— Start of Provided material —

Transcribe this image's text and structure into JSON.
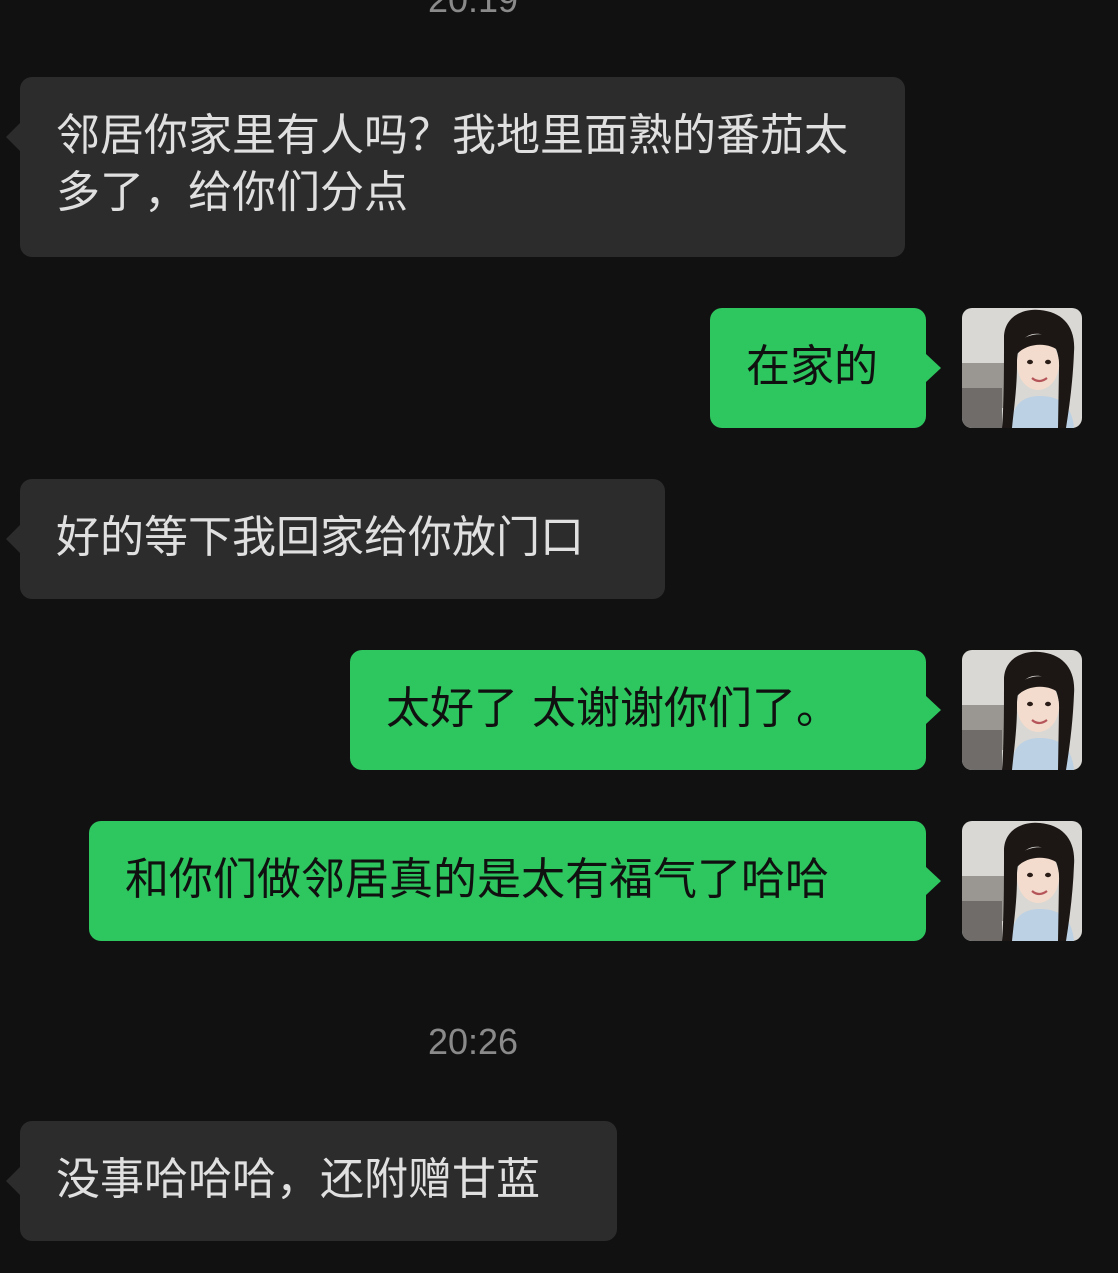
{
  "timestamps": {
    "top_partial": "20:19",
    "second": "20:26"
  },
  "messages": [
    {
      "side": "received",
      "text": "邻居你家里有人吗？我地里面熟的番茄太多了，给你们分点"
    },
    {
      "side": "sent",
      "text": "在家的"
    },
    {
      "side": "received",
      "text": "好的等下我回家给你放门口"
    },
    {
      "side": "sent",
      "text": "太好了 太谢谢你们了。"
    },
    {
      "side": "sent",
      "text": "和你们做邻居真的是太有福气了哈哈"
    },
    {
      "side": "received",
      "text": "没事哈哈哈，还附赠甘蓝"
    }
  ],
  "colors": {
    "background": "#111111",
    "received_bubble": "#2c2c2c",
    "sent_bubble": "#2ec65f",
    "timestamp_text": "#8a8a8a"
  },
  "avatar": {
    "icon": "user-avatar-photo"
  }
}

— End of Provided material —

**Written problem**
Write out each line again precisely as it appears, skipping every picture.

**Reply to the exercise**
Transcribe this image's text and structure into JSON.
{
  "timestamps": {
    "top_partial": "20:19",
    "second": "20:26"
  },
  "messages": [
    {
      "side": "received",
      "text": "邻居你家里有人吗？我地里面熟的番茄太多了，给你们分点"
    },
    {
      "side": "sent",
      "text": "在家的"
    },
    {
      "side": "received",
      "text": "好的等下我回家给你放门口"
    },
    {
      "side": "sent",
      "text": "太好了 太谢谢你们了。"
    },
    {
      "side": "sent",
      "text": "和你们做邻居真的是太有福气了哈哈"
    },
    {
      "side": "received",
      "text": "没事哈哈哈，还附赠甘蓝"
    }
  ],
  "colors": {
    "background": "#111111",
    "received_bubble": "#2c2c2c",
    "sent_bubble": "#2ec65f",
    "timestamp_text": "#8a8a8a"
  },
  "avatar": {
    "icon": "user-avatar-photo"
  }
}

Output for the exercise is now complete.